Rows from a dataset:

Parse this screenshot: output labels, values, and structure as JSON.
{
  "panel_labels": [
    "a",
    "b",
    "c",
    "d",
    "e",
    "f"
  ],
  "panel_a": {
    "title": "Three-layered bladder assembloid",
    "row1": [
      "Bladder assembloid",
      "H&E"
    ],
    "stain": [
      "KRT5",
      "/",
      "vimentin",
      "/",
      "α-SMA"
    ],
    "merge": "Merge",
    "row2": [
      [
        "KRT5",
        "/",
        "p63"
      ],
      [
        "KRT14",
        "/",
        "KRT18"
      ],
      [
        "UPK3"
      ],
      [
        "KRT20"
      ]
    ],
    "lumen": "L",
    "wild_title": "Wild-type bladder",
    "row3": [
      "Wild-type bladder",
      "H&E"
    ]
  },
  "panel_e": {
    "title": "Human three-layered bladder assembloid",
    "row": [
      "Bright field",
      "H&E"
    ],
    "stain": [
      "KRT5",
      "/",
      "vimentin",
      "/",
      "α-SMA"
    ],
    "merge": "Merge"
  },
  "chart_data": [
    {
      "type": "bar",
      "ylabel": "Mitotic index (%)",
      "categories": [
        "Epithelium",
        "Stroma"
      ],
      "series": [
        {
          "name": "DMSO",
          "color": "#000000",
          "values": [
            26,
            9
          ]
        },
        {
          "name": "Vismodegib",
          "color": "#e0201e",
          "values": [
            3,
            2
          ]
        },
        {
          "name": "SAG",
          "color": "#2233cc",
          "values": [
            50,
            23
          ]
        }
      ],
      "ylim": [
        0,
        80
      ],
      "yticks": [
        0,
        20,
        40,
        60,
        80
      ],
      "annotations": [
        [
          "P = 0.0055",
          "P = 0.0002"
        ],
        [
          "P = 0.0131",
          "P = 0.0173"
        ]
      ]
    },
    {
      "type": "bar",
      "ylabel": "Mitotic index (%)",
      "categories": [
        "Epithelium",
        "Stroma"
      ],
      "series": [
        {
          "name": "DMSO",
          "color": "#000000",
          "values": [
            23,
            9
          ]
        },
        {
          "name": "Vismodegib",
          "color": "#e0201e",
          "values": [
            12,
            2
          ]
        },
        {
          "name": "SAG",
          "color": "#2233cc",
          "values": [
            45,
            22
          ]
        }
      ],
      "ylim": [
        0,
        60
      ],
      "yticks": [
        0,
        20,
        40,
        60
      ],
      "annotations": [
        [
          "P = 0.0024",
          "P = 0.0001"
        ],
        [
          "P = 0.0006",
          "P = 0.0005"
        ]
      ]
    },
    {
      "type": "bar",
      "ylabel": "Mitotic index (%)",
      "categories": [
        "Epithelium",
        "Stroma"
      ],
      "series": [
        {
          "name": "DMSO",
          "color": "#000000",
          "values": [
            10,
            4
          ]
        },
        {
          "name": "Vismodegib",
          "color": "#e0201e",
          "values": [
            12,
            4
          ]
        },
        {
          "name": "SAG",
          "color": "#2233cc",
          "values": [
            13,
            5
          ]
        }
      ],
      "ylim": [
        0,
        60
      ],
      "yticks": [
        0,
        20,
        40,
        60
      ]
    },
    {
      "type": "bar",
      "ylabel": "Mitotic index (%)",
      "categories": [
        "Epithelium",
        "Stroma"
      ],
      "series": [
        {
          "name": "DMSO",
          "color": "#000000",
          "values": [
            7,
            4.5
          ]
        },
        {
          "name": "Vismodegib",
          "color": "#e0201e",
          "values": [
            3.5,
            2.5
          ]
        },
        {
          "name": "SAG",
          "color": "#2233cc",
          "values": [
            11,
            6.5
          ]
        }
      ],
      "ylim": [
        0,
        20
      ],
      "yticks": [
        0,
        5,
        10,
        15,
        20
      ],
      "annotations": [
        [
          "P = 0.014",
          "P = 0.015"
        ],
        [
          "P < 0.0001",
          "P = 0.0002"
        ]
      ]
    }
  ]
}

§ Exercise: Take the data above and return it exactly.

§ Result for this exercise:
Parse this screenshot: output labels, values, and structure as JSON.
{
  "panel_labels": [
    "a",
    "b",
    "c",
    "d",
    "e",
    "f"
  ],
  "panel_a": {
    "title": "Three-layered bladder assembloid",
    "row1": [
      "Bladder assembloid",
      "H&E"
    ],
    "stain": [
      "KRT5",
      "/",
      "vimentin",
      "/",
      "α-SMA"
    ],
    "merge": "Merge",
    "row2": [
      [
        "KRT5",
        "/",
        "p63"
      ],
      [
        "KRT14",
        "/",
        "KRT18"
      ],
      [
        "UPK3"
      ],
      [
        "KRT20"
      ]
    ],
    "lumen": "L",
    "wild_title": "Wild-type bladder",
    "row3": [
      "Wild-type bladder",
      "H&E"
    ]
  },
  "panel_e": {
    "title": "Human three-layered bladder assembloid",
    "row": [
      "Bright field",
      "H&E"
    ],
    "stain": [
      "KRT5",
      "/",
      "vimentin",
      "/",
      "α-SMA"
    ],
    "merge": "Merge"
  },
  "chart_data": [
    {
      "type": "bar",
      "ylabel": "Mitotic index (%)",
      "categories": [
        "Epithelium",
        "Stroma"
      ],
      "series": [
        {
          "name": "DMSO",
          "color": "#000000",
          "values": [
            26,
            9
          ]
        },
        {
          "name": "Vismodegib",
          "color": "#e0201e",
          "values": [
            3,
            2
          ]
        },
        {
          "name": "SAG",
          "color": "#2233cc",
          "values": [
            50,
            23
          ]
        }
      ],
      "ylim": [
        0,
        80
      ],
      "yticks": [
        0,
        20,
        40,
        60,
        80
      ],
      "annotations": [
        [
          "P = 0.0055",
          "P = 0.0002"
        ],
        [
          "P = 0.0131",
          "P = 0.0173"
        ]
      ]
    },
    {
      "type": "bar",
      "ylabel": "Mitotic index (%)",
      "categories": [
        "Epithelium",
        "Stroma"
      ],
      "series": [
        {
          "name": "DMSO",
          "color": "#000000",
          "values": [
            23,
            9
          ]
        },
        {
          "name": "Vismodegib",
          "color": "#e0201e",
          "values": [
            12,
            2
          ]
        },
        {
          "name": "SAG",
          "color": "#2233cc",
          "values": [
            45,
            22
          ]
        }
      ],
      "ylim": [
        0,
        60
      ],
      "yticks": [
        0,
        20,
        40,
        60
      ],
      "annotations": [
        [
          "P = 0.0024",
          "P = 0.0001"
        ],
        [
          "P = 0.0006",
          "P = 0.0005"
        ]
      ]
    },
    {
      "type": "bar",
      "ylabel": "Mitotic index (%)",
      "categories": [
        "Epithelium",
        "Stroma"
      ],
      "series": [
        {
          "name": "DMSO",
          "color": "#000000",
          "values": [
            10,
            4
          ]
        },
        {
          "name": "Vismodegib",
          "color": "#e0201e",
          "values": [
            12,
            4
          ]
        },
        {
          "name": "SAG",
          "color": "#2233cc",
          "values": [
            13,
            5
          ]
        }
      ],
      "ylim": [
        0,
        60
      ],
      "yticks": [
        0,
        20,
        40,
        60
      ]
    },
    {
      "type": "bar",
      "ylabel": "Mitotic index (%)",
      "categories": [
        "Epithelium",
        "Stroma"
      ],
      "series": [
        {
          "name": "DMSO",
          "color": "#000000",
          "values": [
            7,
            4.5
          ]
        },
        {
          "name": "Vismodegib",
          "color": "#e0201e",
          "values": [
            3.5,
            2.5
          ]
        },
        {
          "name": "SAG",
          "color": "#2233cc",
          "values": [
            11,
            6.5
          ]
        }
      ],
      "ylim": [
        0,
        20
      ],
      "yticks": [
        0,
        5,
        10,
        15,
        20
      ],
      "annotations": [
        [
          "P = 0.014",
          "P = 0.015"
        ],
        [
          "P < 0.0001",
          "P = 0.0002"
        ]
      ]
    }
  ]
}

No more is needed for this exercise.